(Data records)
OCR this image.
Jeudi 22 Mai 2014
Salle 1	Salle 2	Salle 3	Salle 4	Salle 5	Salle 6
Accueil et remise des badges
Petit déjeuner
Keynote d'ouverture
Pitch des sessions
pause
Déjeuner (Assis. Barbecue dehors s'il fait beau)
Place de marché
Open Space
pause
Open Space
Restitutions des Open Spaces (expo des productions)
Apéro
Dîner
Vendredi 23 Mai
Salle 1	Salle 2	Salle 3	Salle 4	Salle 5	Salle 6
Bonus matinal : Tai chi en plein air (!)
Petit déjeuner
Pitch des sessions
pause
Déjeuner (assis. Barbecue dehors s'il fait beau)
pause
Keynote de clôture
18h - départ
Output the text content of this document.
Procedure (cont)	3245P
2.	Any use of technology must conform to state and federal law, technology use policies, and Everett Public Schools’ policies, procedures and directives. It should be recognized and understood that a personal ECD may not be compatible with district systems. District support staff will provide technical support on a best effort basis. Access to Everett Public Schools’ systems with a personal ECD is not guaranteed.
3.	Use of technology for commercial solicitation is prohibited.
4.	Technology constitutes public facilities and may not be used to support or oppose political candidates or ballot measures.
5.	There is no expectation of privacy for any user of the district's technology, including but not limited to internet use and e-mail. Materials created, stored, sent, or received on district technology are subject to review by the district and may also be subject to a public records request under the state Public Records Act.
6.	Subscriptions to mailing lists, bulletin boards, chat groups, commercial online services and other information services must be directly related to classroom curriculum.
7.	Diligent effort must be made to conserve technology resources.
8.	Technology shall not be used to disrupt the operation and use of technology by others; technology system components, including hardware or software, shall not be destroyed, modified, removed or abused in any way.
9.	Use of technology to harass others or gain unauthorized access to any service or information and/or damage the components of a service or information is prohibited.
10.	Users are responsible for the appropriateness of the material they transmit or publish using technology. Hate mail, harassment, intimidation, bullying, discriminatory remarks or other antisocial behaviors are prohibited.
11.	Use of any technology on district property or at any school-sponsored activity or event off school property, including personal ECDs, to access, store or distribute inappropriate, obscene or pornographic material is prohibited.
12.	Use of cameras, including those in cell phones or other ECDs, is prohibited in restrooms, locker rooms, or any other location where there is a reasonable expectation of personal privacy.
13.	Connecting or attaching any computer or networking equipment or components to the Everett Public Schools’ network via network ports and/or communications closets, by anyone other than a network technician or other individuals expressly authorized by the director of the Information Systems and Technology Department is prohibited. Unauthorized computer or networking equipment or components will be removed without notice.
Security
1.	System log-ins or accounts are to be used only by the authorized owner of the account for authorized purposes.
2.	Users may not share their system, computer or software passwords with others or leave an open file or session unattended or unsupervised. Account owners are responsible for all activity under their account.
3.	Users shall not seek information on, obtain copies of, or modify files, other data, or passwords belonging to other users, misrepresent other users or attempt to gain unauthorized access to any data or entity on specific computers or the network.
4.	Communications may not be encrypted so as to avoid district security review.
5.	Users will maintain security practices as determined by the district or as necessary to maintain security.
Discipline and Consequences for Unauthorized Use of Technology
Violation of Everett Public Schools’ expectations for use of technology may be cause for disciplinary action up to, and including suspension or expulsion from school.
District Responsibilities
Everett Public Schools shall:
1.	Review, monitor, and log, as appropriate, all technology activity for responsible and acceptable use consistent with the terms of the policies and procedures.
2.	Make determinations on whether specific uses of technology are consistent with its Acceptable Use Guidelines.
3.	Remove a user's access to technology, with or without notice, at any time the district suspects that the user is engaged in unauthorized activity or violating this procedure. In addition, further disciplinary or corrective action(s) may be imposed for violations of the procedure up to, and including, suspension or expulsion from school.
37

PROMPT: Extract every line of the records above that contains the word "procedures".

FINISHED ANSWER:
2.	Any use of technology must conform to state and federal law, technology use policies, and Everett Public Schools’ policies, procedures and directives. It should be recognized and understood that a personal ECD may not be compatible with district systems. District support staff will provide technical support on a best effort basis. Access to Everett Public Schools’ systems with a personal ECD is not guaranteed.
1.	Review, monitor, and log, as appropriate, all technology activity for responsible and acceptable use consistent with the terms of the policies and procedures.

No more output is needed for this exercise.